Exercise description
Go through the records and show each line where the word "Jelaskan" occurs.

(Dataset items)
· · · · · · ·
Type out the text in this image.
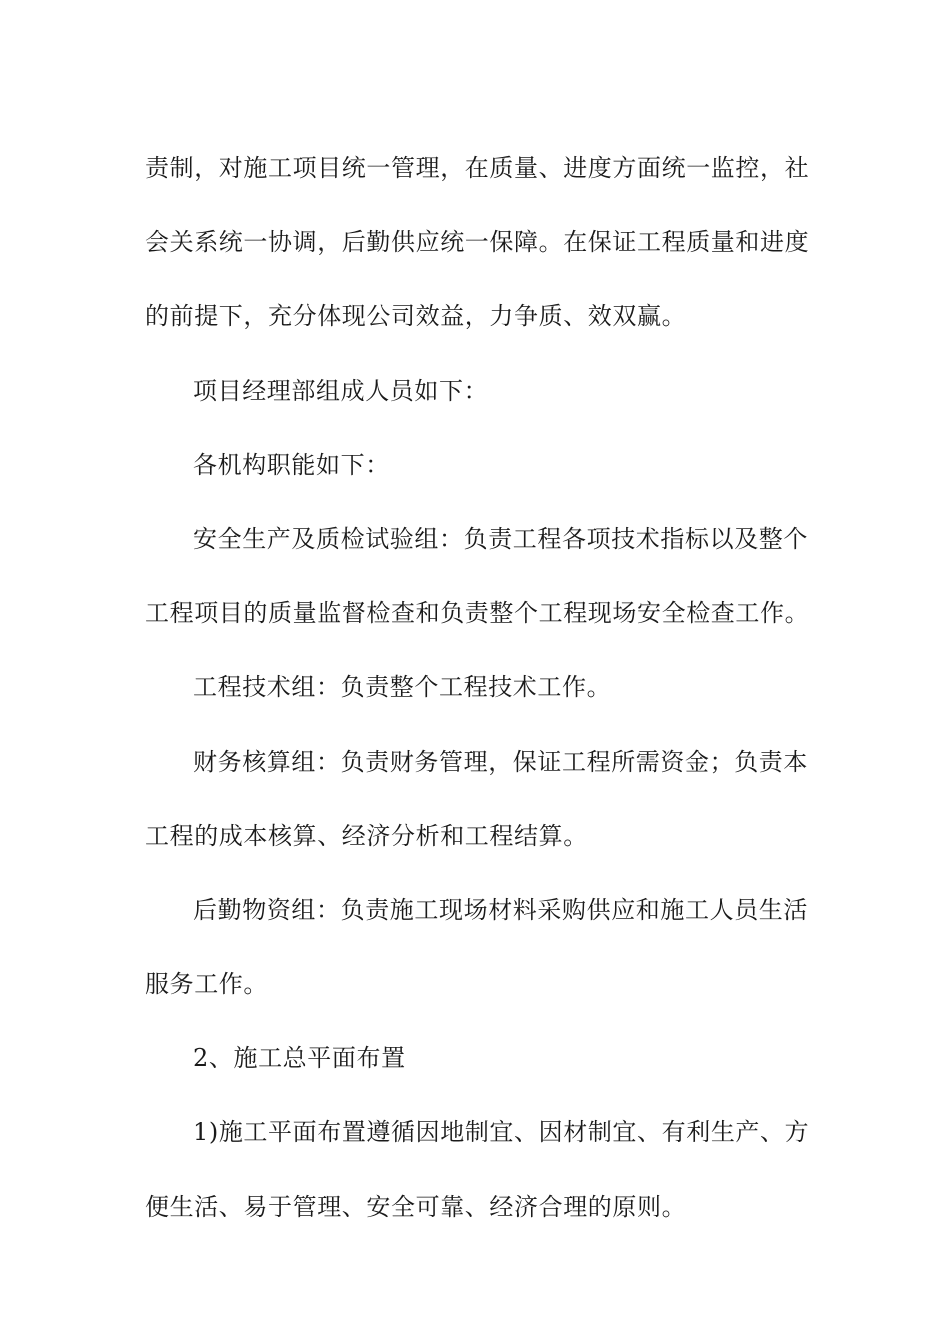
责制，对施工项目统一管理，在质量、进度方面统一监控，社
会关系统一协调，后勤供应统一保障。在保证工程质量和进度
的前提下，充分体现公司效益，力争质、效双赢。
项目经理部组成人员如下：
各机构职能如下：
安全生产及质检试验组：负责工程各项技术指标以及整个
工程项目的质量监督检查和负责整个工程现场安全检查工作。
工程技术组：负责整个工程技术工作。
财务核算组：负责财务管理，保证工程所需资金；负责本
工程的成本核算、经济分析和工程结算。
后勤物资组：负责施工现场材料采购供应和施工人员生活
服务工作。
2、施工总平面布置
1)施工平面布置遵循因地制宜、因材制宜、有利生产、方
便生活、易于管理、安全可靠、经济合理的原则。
· · · · · · ·
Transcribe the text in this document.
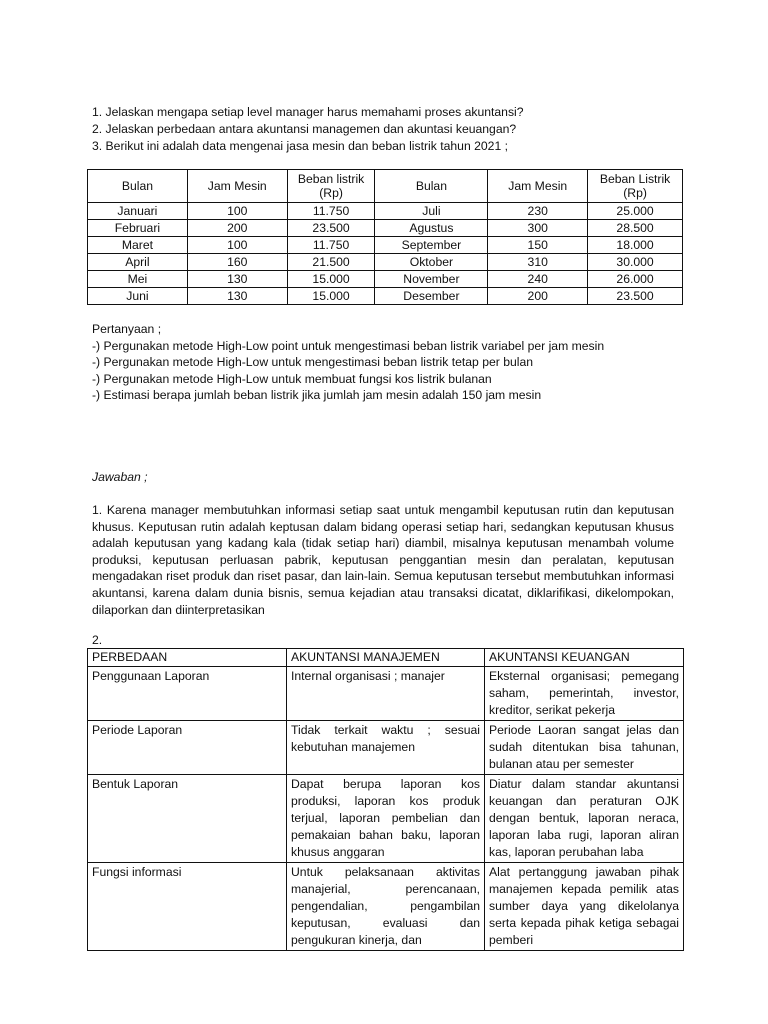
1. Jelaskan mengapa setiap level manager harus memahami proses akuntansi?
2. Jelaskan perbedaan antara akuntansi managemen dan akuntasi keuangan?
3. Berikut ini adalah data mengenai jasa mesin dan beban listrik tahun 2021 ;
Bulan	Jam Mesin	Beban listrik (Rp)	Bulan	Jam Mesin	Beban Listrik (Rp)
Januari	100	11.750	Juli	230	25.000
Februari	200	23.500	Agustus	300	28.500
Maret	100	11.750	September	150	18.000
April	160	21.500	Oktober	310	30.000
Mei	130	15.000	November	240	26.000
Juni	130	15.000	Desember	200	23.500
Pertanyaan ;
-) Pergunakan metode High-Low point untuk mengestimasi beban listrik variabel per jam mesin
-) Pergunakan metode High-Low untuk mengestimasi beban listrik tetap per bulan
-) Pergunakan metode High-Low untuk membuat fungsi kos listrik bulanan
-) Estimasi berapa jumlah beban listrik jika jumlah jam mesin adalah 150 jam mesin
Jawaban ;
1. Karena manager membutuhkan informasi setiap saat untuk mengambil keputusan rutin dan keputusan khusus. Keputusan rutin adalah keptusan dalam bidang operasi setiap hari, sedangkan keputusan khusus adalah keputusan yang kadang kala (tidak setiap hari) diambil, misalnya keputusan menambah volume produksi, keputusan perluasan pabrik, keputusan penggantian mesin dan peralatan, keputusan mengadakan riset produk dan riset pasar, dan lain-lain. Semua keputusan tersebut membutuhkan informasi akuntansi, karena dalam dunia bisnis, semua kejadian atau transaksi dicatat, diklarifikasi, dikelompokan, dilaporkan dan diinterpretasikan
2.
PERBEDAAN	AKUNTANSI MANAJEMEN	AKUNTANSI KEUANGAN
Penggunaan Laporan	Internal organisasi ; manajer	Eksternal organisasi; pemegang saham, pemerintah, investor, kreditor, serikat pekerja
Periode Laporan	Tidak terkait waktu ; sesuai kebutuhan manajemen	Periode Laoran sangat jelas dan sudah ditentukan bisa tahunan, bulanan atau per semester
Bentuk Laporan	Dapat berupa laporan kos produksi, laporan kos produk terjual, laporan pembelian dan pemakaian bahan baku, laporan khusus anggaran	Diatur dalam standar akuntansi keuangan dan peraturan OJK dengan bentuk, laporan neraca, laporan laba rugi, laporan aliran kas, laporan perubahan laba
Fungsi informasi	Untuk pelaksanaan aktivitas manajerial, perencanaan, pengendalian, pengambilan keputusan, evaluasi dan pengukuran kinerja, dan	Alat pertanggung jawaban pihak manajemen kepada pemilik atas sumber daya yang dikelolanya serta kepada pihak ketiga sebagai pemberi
· · · · · · ·
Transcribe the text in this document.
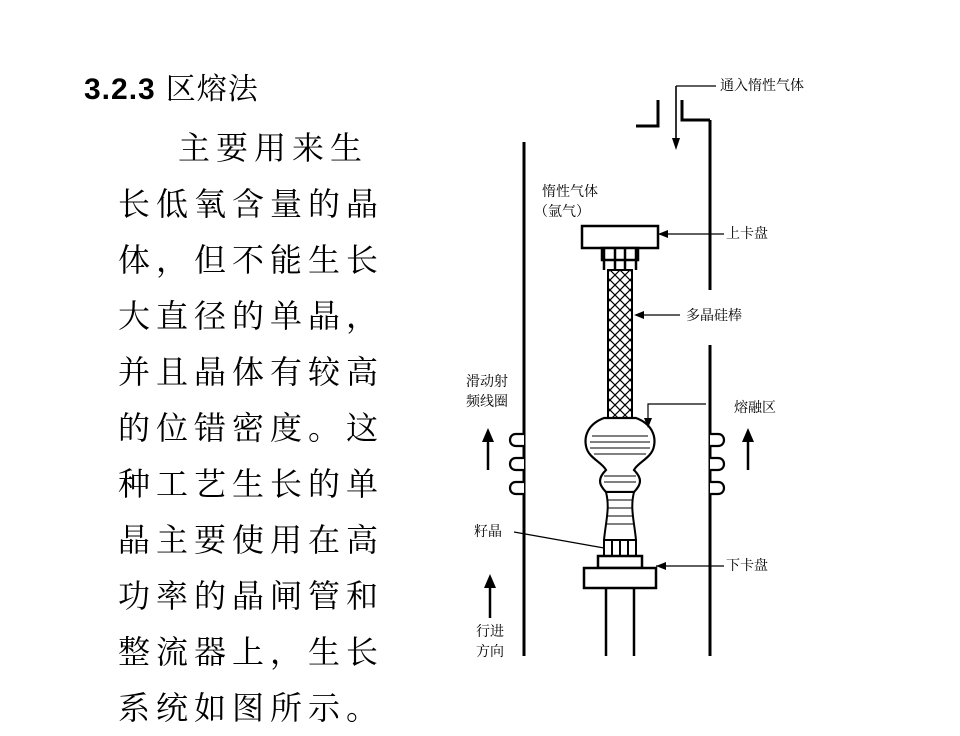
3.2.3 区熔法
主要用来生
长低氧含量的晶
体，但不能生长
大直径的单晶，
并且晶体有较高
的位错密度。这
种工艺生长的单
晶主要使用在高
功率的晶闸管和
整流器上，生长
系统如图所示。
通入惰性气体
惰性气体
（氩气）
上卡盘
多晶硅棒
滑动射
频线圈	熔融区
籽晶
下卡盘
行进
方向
· · · · · · ·
The response
1. Jelaskan mengapa setiap level manager harus memahami proses akuntansi?
2. Jelaskan perbedaan antara akuntansi managemen dan akuntasi keuangan?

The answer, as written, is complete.